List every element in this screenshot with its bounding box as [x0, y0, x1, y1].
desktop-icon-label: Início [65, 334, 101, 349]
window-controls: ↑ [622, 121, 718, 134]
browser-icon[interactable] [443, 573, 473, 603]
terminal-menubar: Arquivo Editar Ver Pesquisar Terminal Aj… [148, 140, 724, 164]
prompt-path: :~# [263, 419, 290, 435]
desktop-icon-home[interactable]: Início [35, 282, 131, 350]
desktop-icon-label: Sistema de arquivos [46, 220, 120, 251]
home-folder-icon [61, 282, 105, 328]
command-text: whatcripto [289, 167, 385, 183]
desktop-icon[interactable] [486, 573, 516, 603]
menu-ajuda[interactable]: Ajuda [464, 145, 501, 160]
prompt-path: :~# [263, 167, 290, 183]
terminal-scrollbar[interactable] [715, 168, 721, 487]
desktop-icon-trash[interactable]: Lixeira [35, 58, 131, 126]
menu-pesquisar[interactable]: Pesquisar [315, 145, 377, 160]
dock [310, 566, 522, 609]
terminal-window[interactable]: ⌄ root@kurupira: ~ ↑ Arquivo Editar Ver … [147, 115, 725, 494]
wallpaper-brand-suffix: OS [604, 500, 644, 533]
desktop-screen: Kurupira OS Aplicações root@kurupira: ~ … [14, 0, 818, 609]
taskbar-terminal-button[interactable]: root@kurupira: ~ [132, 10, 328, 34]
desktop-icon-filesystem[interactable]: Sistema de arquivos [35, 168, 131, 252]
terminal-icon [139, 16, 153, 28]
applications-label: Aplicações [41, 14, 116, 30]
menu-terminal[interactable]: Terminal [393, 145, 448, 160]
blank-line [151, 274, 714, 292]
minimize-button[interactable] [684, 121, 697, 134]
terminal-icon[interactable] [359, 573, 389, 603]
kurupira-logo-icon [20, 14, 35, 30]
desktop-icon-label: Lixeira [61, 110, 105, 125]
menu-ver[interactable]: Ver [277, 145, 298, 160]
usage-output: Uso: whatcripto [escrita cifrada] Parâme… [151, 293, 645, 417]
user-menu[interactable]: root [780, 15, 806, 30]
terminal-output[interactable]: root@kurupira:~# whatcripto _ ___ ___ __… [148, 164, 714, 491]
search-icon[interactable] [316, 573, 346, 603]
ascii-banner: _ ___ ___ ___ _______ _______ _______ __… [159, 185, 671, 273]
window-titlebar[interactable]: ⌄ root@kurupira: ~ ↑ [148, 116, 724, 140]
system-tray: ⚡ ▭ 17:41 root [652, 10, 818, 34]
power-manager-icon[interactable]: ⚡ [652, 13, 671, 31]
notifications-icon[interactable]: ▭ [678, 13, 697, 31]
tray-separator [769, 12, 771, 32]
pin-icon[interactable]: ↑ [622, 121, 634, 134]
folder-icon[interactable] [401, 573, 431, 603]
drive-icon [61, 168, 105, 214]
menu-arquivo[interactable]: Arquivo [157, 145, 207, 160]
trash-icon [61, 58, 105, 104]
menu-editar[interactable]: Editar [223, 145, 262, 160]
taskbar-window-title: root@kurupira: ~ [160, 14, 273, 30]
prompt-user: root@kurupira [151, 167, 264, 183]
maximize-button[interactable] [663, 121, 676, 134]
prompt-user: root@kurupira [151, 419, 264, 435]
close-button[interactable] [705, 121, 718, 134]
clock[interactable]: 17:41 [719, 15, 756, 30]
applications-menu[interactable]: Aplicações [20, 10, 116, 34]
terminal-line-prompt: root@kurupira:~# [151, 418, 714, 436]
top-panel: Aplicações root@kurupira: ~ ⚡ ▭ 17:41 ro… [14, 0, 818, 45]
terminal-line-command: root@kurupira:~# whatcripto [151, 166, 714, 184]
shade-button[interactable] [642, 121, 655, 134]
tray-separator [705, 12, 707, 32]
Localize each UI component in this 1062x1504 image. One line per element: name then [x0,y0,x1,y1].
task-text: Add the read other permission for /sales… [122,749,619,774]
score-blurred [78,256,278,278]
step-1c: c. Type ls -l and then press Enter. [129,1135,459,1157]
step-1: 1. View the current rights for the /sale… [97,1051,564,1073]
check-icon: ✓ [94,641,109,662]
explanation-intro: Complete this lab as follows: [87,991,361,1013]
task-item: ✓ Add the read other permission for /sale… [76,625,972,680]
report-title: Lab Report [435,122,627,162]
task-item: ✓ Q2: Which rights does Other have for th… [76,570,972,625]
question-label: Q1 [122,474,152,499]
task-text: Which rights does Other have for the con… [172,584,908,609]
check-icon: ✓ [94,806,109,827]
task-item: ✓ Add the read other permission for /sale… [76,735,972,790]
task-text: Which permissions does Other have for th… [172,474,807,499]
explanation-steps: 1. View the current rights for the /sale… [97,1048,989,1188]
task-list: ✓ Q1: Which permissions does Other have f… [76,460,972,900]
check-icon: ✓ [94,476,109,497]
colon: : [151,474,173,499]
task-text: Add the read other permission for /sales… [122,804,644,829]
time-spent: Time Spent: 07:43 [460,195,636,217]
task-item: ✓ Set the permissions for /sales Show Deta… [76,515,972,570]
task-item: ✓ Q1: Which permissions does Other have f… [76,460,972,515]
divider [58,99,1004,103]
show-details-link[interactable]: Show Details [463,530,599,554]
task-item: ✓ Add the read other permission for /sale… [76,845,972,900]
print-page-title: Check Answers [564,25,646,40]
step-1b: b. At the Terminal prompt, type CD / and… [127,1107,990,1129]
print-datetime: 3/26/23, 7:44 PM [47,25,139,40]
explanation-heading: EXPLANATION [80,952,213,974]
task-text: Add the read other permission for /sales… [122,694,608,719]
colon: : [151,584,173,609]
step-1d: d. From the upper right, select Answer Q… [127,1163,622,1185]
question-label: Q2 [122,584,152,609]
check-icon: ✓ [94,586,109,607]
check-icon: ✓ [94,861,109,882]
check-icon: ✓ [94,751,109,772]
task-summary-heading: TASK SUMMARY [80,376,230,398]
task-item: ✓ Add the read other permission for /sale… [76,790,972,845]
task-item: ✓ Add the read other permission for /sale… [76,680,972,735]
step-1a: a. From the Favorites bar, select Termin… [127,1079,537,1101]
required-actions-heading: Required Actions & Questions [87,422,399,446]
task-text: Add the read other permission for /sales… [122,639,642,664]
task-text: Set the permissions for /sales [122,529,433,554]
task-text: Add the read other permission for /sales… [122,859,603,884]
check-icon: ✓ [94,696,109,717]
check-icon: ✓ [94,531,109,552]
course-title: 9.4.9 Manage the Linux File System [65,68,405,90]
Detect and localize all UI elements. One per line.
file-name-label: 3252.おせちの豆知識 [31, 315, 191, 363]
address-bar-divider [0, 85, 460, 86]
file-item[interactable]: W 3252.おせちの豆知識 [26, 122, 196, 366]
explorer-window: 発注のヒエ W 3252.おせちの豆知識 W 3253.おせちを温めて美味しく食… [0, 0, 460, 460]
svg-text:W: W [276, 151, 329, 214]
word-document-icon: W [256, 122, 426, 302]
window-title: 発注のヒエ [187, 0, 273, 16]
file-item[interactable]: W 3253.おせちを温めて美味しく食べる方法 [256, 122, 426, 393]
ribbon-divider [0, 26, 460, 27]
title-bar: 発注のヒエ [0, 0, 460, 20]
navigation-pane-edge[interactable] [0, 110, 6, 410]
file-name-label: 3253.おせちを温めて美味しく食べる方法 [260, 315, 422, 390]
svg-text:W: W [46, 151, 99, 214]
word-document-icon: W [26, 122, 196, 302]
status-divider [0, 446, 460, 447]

**Task description:** Return every row above as a JSON array of strings, one string per line, with blank lines omitted.

**The solution:**
[
  "List every element in this screenshot with its bounding box as [x0, y0, x1, y1].",
  "desktop-icon-label: Início [65, 334, 101, 349]",
  "window-controls: ↑ [622, 121, 718, 134]",
  "browser-icon[interactable] [443, 573, 473, 603]",
  "terminal-menubar: Arquivo Editar Ver Pesquisar Terminal Aj… [148, 140, 724, 164]",
  "prompt-path: :~# [263, 419, 290, 435]",
  "desktop-icon-home[interactable]: Início [35, 282, 131, 350]",
  "desktop-icon-label: Sistema de arquivos [46, 220, 120, 251]",
  "home-folder-icon [61, 282, 105, 328]",
  "command-text: whatcripto [289, 167, 385, 183]",
  "desktop-icon[interactable] [486, 573, 516, 603]",
  "menu-ajuda[interactable]: Ajuda [464, 145, 501, 160]",
  "prompt-path: :~# [263, 167, 290, 183]",
  "terminal-scrollbar[interactable] [715, 168, 721, 487]",
  "desktop-icon-trash[interactable]: Lixeira [35, 58, 131, 126]",
  "menu-pesquisar[interactable]: Pesquisar [315, 145, 377, 160]",
  "dock [310, 566, 522, 609]",
  "terminal-window[interactable]: ⌄ root@kurupira: ~ ↑ Arquivo Editar Ver … [147, 115, 725, 494]",
  "wallpaper-brand-suffix: OS [604, 500, 644, 533]",
  "desktop-screen: Kurupira OS Aplicações root@kurupira: ~ … [14, 0, 818, 609]",
  "taskbar-terminal-button[interactable]: root@kurupira: ~ [132, 10, 328, 34]",
  "desktop-icon-filesystem[interactable]: Sistema de arquivos [35, 168, 131, 252]",
  "terminal-icon [139, 16, 153, 28]",
  "applications-label: Aplicações [41, 14, 116, 30]",
  "menu-terminal[interactable]: Terminal [393, 145, 448, 160]",
  "blank-line [151, 274, 714, 292]",
  "minimize-button[interactable] [684, 121, 697, 134]",
  "terminal-icon[interactable] [359, 573, 389, 603]",
  "kurupira-logo-icon [20, 14, 35, 30]",
  "desktop-icon-label: Lixeira [61, 110, 105, 125]",
  "menu-ver[interactable]: Ver [277, 145, 298, 160]",
  "usage-output: Uso: whatcripto [escrita cifrada] Parâme… [151, 293, 645, 417]",
  "user-menu[interactable]: root [780, 15, 806, 30]",
  "terminal-output[interactable]: root@kurupira:~# whatcripto _ ___ ___ __… [148, 164, 714, 491]",
  "search-icon[interactable] [316, 573, 346, 603]",
  "ascii-banner: _ ___ ___ ___ _______ _______ _______ __… [159, 185, 671, 273]",
  "window-titlebar[interactable]: ⌄ root@kurupira: ~ ↑ [148, 116, 724, 140]",
  "system-tray: ⚡ ▭ 17:41 root [652, 10, 818, 34]",
  "power-manager-icon[interactable]: ⚡ [652, 13, 671, 31]",
  "notifications-icon[interactable]: ▭ [678, 13, 697, 31]",
  "tray-separator [769, 12, 771, 32]",
  "pin-icon[interactable]: ↑ [622, 121, 634, 134]",
  "folder-icon[interactable] [401, 573, 431, 603]",
  "drive-icon [61, 168, 105, 214]",
  "menu-arquivo[interactable]: Arquivo [157, 145, 207, 160]",
  "trash-icon [61, 58, 105, 104]",
  "menu-editar[interactable]: Editar [223, 145, 262, 160]",
  "taskbar-window-title: root@kurupira: ~ [160, 14, 273, 30]",
  "prompt-user: root@kurupira [151, 167, 264, 183]",
  "maximize-button[interactable] [663, 121, 676, 134]",
  "prompt-user: root@kurupira [151, 419, 264, 435]",
  "close-button[interactable] [705, 121, 718, 134]",
  "clock[interactable]: 17:41 [719, 15, 756, 30]",
  "applications-menu[interactable]: Aplicações [20, 10, 116, 34]",
  "terminal-line-prompt: root@kurupira:~# [151, 418, 714, 436]",
  "top-panel: Aplicações root@kurupira: ~ ⚡ ▭ 17:41 ro… [14, 0, 818, 45]",
  "terminal-line-command: root@kurupira:~# whatcripto [151, 166, 714, 184]",
  "shade-button[interactable] [642, 121, 655, 134]",
  "tray-separator [705, 12, 707, 32]",
  "Localize each UI component in this 1062x1504 image. One line per element: name then [x0,y0,x1,y1].",
  "task-text: Add the read other permission for /sales… [122,749,619,774]",
  "score-blurred [78,256,278,278]",
  "step-1c: c. Type ls -l and then press Enter. [129,1135,459,1157]",
  "step-1: 1. View the current rights for the /sale… [97,1051,564,1073]",
  "check-icon: ✓ [94,641,109,662]",
  "explanation-intro: Complete this lab as follows: [87,991,361,1013]",
  "task-item: ✓ Add the read other permission for /sale… [76,625,972,680]",
  "report-title: Lab Report [435,122,627,162]",
  "task-item: ✓ Q2: Which rights does Other have for th… [76,570,972,625]",
  "question-label: Q1 [122,474,152,499]",
  "task-text: Which rights does Other have for the con… [172,584,908,609]",
  "check-icon: ✓ [94,806,109,827]",
  "task-item: ✓ Add the read other permission for /sale… [76,735,972,790]",
  "task-text: Which permissions does Other have for th… [172,474,807,499]",
  "explanation-steps: 1. View the current rights for the /sale… [97,1048,989,1188]",
  "task-list: ✓ Q1: Which permissions does Other have f… [76,460,972,900]",
  "check-icon: ✓ [94,476,109,497]",
  "colon: : [151,474,173,499]",
  "task-text: Add the read other permission for /sales… [122,804,644,829]",
  "time-spent: Time Spent: 07:43 [460,195,636,217]",
  "task-item: ✓ Set the permissions for /sales Show Deta… [76,515,972,570]",
  "task-item: ✓ Q1: Which permissions does Other have f… [76,460,972,515]",
  "divider [58,99,1004,103]",
  "show-details-link[interactable]: Show Details [463,530,599,554]",
  "task-item: ✓ Add the read other permission for /sale… [76,845,972,900]",
  "print-page-title: Check Answers [564,25,646,40]",
  "step-1b: b. At the Terminal prompt, type CD / and… [127,1107,990,1129]",
  "print-datetime: 3/26/23, 7:44 PM [47,25,139,40]",
  "explanation-heading: EXPLANATION [80,952,213,974]",
  "task-text: Add the read other permission for /sales… [122,694,608,719]",
  "colon: : [151,584,173,609]",
  "step-1d: d. From the upper right, select Answer Q… [127,1163,622,1185]",
  "question-label: Q2 [122,584,152,609]",
  "check-icon: ✓ [94,586,109,607]",
  "check-icon: ✓ [94,861,109,882]",
  "check-icon: ✓ [94,751,109,772]",
  "task-summary-heading: TASK SUMMARY [80,376,230,398]",
  "task-item: ✓ Add the read other permission for /sale… [76,790,972,845]",
  "task-item: ✓ Add the read other permission for /sale… [76,680,972,735]",
  "step-1a: a. From the Favorites bar, select Termin… [127,1079,537,1101]",
  "required-actions-heading: Required Actions & Questions [87,422,399,446]",
  "task-text: Add the read other permission for /sales… [122,639,642,664]",
  "task-text: Set the permissions for /sales [122,529,433,554]",
  "task-text: Add the read other permission for /sales… [122,859,603,884]",
  "check-icon: ✓ [94,696,109,717]",
  "check-icon: ✓ [94,531,109,552]",
  "course-title: 9.4.9 Manage the Linux File System [65,68,405,90]",
  "Detect and localize all UI elements. One per line.",
  "file-name-label: 3252.おせちの豆知識 [31, 315, 191, 363]",
  "address-bar-divider [0, 85, 460, 86]",
  "file-item[interactable]: W 3252.おせちの豆知識 [26, 122, 196, 366]",
  "explorer-window: 発注のヒエ W 3252.おせちの豆知識 W 3253.おせちを温めて美味しく食… [0, 0, 460, 460]",
  "svg-text:W: W [276, 151, 329, 214]",
  "word-document-icon: W [256, 122, 426, 302]",
  "window-title: 発注のヒエ [187, 0, 273, 16]",
  "file-item[interactable]: W 3253.おせちを温めて美味しく食べる方法 [256, 122, 426, 393]",
  "ribbon-divider [0, 26, 460, 27]",
  "title-bar: 発注のヒエ [0, 0, 460, 20]",
  "navigation-pane-edge[interactable] [0, 110, 6, 410]",
  "file-name-label: 3253.おせちを温めて美味しく食べる方法 [260, 315, 422, 390]",
  "svg-text:W: W [46, 151, 99, 214]",
  "word-document-icon: W [26, 122, 196, 302]",
  "status-divider [0, 446, 460, 447]"
]